__Exercise goal__:
Pictures do not belong in the copy, so please give every entry below again exactly.

__Data to process__:
=-=-=-=-=
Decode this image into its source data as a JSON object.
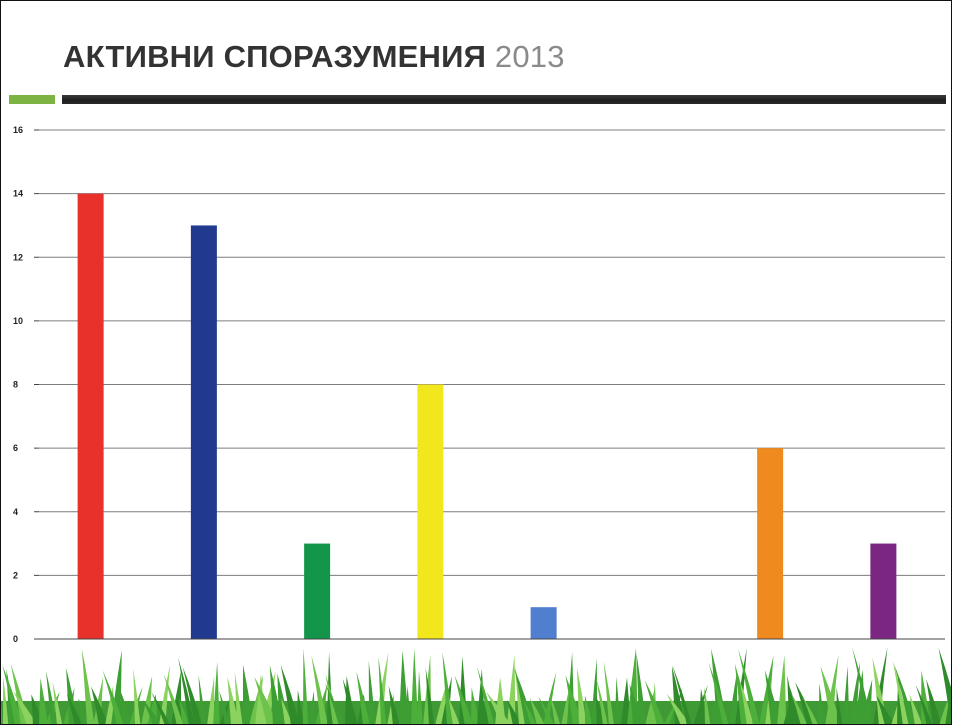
{
  "slide": {
    "title_main": "АКТИВНИ СПОРАЗУМЕНИЯ",
    "title_year": "2013"
  },
  "colors": {
    "title_text": "#333333",
    "title_year": "#8a8a8a",
    "accent_green": "#7cb342",
    "accent_dark": "#2a2a2a",
    "grass": "#4caf3a"
  },
  "chart_data": {
    "type": "bar",
    "title": "",
    "xlabel": "",
    "ylabel": "",
    "ylim": [
      0,
      16
    ],
    "yticks": [
      0,
      2,
      4,
      6,
      8,
      10,
      12,
      14,
      16
    ],
    "grid": true,
    "legend": "none",
    "values": [
      14,
      13,
      3,
      8,
      1,
      0,
      6,
      3
    ],
    "bar_colors": [
      "#e8312a",
      "#213a8f",
      "#14964a",
      "#f2e61c",
      "#4f7fce",
      "#cccccc",
      "#ee8a1e",
      "#7a2682"
    ]
  }
}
=-=-=-=-=
__Result for this task__:
Decode this image into its source data as a JSON object.
{
  "slide": {
    "title_main": "АКТИВНИ СПОРАЗУМЕНИЯ",
    "title_year": "2013"
  },
  "colors": {
    "title_text": "#333333",
    "title_year": "#8a8a8a",
    "accent_green": "#7cb342",
    "accent_dark": "#2a2a2a",
    "grass": "#4caf3a"
  },
  "chart_data": {
    "type": "bar",
    "title": "",
    "xlabel": "",
    "ylabel": "",
    "ylim": [
      0,
      16
    ],
    "yticks": [
      0,
      2,
      4,
      6,
      8,
      10,
      12,
      14,
      16
    ],
    "grid": true,
    "legend": "none",
    "values": [
      14,
      13,
      3,
      8,
      1,
      0,
      6,
      3
    ],
    "bar_colors": [
      "#e8312a",
      "#213a8f",
      "#14964a",
      "#f2e61c",
      "#4f7fce",
      "#cccccc",
      "#ee8a1e",
      "#7a2682"
    ]
  }
}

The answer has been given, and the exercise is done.